How many of the lines below include "Antal"? Give the number and no other words.

* Begin *

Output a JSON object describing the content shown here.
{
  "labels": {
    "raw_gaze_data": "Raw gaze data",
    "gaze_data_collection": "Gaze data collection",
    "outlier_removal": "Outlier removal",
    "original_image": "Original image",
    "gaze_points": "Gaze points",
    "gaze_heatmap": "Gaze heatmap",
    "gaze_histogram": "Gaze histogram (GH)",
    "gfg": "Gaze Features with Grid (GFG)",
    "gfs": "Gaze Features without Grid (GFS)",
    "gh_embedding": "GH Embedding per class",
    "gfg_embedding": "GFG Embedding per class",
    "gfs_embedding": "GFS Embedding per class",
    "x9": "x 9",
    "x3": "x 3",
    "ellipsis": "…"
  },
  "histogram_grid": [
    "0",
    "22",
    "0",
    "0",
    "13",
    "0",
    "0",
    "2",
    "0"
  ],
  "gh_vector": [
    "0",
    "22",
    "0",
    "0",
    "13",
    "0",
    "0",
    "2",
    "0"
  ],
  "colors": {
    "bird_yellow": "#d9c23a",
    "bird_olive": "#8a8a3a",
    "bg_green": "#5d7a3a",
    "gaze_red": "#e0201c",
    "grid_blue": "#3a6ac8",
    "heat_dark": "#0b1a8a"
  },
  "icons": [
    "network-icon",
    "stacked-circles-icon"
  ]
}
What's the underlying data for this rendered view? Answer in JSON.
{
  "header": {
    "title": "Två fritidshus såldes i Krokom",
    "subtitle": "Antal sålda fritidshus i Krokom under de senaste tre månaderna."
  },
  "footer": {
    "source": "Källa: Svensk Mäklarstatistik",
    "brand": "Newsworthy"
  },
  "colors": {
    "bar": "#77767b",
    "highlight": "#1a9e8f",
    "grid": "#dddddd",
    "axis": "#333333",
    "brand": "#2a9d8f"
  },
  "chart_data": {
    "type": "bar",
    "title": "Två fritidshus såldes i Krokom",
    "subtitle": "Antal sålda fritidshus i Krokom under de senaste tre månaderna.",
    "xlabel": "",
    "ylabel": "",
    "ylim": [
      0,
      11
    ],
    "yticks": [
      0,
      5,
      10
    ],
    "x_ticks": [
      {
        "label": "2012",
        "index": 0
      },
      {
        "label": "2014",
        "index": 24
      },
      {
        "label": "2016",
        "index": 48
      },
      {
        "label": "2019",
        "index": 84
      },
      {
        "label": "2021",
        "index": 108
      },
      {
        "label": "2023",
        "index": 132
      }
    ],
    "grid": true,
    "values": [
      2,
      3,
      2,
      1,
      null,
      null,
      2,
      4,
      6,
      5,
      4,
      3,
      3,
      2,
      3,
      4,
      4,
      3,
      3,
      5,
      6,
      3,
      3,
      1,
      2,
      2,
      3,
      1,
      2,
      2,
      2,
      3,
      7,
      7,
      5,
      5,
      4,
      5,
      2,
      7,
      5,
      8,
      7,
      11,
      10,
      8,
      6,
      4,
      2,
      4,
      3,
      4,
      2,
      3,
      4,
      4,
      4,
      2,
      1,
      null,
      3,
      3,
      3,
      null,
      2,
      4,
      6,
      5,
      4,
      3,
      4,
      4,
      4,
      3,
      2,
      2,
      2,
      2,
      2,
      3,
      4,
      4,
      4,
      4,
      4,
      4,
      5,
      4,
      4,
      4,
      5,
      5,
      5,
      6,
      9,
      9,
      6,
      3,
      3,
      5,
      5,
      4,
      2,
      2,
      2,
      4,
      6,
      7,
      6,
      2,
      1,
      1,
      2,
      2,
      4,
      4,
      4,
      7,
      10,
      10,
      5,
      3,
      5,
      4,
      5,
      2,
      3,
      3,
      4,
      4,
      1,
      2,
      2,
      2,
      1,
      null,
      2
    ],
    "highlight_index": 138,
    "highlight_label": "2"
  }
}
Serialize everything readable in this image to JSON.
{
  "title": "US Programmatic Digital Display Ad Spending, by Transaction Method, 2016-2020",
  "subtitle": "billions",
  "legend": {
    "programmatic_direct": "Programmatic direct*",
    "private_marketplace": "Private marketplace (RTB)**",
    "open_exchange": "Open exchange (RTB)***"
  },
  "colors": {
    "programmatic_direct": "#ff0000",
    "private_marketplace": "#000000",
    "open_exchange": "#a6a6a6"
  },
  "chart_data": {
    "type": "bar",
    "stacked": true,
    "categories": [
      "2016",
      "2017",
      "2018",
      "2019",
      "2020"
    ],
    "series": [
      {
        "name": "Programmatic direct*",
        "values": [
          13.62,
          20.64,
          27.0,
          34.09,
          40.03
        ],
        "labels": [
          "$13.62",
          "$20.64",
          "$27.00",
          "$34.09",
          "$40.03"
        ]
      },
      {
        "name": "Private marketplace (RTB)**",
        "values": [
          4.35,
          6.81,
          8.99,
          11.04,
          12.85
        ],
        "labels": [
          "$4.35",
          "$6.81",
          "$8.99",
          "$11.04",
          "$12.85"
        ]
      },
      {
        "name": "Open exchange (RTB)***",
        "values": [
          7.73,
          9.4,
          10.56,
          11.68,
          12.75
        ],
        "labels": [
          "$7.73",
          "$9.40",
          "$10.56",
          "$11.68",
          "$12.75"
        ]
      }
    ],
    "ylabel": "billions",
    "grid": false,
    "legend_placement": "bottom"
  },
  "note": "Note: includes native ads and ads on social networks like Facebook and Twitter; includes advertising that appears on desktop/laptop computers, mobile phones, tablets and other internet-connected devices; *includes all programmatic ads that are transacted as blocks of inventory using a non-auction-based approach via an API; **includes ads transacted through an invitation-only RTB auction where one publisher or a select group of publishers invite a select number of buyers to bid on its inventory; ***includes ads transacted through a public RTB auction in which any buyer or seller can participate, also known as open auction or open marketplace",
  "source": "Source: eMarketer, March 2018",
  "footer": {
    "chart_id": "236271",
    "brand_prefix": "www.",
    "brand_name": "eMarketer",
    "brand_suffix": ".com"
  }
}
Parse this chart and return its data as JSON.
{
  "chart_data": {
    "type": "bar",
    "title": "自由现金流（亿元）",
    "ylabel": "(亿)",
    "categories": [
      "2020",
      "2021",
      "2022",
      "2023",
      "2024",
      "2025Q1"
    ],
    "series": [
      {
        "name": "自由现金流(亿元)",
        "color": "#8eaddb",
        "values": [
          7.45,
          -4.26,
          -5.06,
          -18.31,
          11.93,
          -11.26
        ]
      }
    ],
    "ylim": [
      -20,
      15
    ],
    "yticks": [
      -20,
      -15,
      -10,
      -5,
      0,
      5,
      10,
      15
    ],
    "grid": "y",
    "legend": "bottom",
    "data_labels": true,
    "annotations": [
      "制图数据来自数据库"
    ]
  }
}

* End *

**EXERCISE RESPONSE**.
2